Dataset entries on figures

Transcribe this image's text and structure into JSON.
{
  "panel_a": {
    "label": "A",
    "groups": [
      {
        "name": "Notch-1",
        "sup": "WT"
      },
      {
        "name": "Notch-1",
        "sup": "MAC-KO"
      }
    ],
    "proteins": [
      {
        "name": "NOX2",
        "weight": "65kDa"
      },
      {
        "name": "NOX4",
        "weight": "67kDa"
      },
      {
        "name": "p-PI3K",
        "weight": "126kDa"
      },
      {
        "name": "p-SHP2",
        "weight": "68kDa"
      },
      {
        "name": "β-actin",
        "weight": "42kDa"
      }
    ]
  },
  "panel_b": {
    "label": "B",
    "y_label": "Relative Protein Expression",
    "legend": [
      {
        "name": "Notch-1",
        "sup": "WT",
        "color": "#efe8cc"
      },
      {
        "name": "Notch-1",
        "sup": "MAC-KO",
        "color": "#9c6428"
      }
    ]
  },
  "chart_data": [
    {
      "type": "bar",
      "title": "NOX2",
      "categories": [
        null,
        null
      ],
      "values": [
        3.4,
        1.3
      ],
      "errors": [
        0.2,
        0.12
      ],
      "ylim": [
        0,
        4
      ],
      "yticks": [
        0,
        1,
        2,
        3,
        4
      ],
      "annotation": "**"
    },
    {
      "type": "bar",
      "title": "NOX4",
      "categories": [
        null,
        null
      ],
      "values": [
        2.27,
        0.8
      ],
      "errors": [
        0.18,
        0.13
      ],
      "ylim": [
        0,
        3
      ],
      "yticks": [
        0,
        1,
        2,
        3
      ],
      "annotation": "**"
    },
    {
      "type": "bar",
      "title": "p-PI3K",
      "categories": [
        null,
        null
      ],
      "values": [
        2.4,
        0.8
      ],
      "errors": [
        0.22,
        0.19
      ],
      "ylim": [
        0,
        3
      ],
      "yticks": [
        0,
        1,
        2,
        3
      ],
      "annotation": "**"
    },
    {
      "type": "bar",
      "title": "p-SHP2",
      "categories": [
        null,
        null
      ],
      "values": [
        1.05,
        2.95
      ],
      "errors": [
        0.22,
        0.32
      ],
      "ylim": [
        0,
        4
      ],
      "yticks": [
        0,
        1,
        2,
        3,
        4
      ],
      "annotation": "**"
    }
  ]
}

-- About this task --
What is needed here is an exact copy of every record.

-- Solution to the problem --
Transcribe this image's text and structure into JSON.
{
  "panel_a": {
    "label": "A",
    "groups": [
      {
        "name": "Notch-1",
        "sup": "WT"
      },
      {
        "name": "Notch-1",
        "sup": "MAC-KO"
      }
    ],
    "proteins": [
      {
        "name": "NOX2",
        "weight": "65kDa"
      },
      {
        "name": "NOX4",
        "weight": "67kDa"
      },
      {
        "name": "p-PI3K",
        "weight": "126kDa"
      },
      {
        "name": "p-SHP2",
        "weight": "68kDa"
      },
      {
        "name": "β-actin",
        "weight": "42kDa"
      }
    ]
  },
  "panel_b": {
    "label": "B",
    "y_label": "Relative Protein Expression",
    "legend": [
      {
        "name": "Notch-1",
        "sup": "WT",
        "color": "#efe8cc"
      },
      {
        "name": "Notch-1",
        "sup": "MAC-KO",
        "color": "#9c6428"
      }
    ]
  },
  "chart_data": [
    {
      "type": "bar",
      "title": "NOX2",
      "categories": [
        null,
        null
      ],
      "values": [
        3.4,
        1.3
      ],
      "errors": [
        0.2,
        0.12
      ],
      "ylim": [
        0,
        4
      ],
      "yticks": [
        0,
        1,
        2,
        3,
        4
      ],
      "annotation": "**"
    },
    {
      "type": "bar",
      "title": "NOX4",
      "categories": [
        null,
        null
      ],
      "values": [
        2.27,
        0.8
      ],
      "errors": [
        0.18,
        0.13
      ],
      "ylim": [
        0,
        3
      ],
      "yticks": [
        0,
        1,
        2,
        3
      ],
      "annotation": "**"
    },
    {
      "type": "bar",
      "title": "p-PI3K",
      "categories": [
        null,
        null
      ],
      "values": [
        2.4,
        0.8
      ],
      "errors": [
        0.22,
        0.19
      ],
      "ylim": [
        0,
        3
      ],
      "yticks": [
        0,
        1,
        2,
        3
      ],
      "annotation": "**"
    },
    {
      "type": "bar",
      "title": "p-SHP2",
      "categories": [
        null,
        null
      ],
      "values": [
        1.05,
        2.95
      ],
      "errors": [
        0.22,
        0.32
      ],
      "ylim": [
        0,
        4
      ],
      "yticks": [
        0,
        1,
        2,
        3,
        4
      ],
      "annotation": "**"
    }
  ]
}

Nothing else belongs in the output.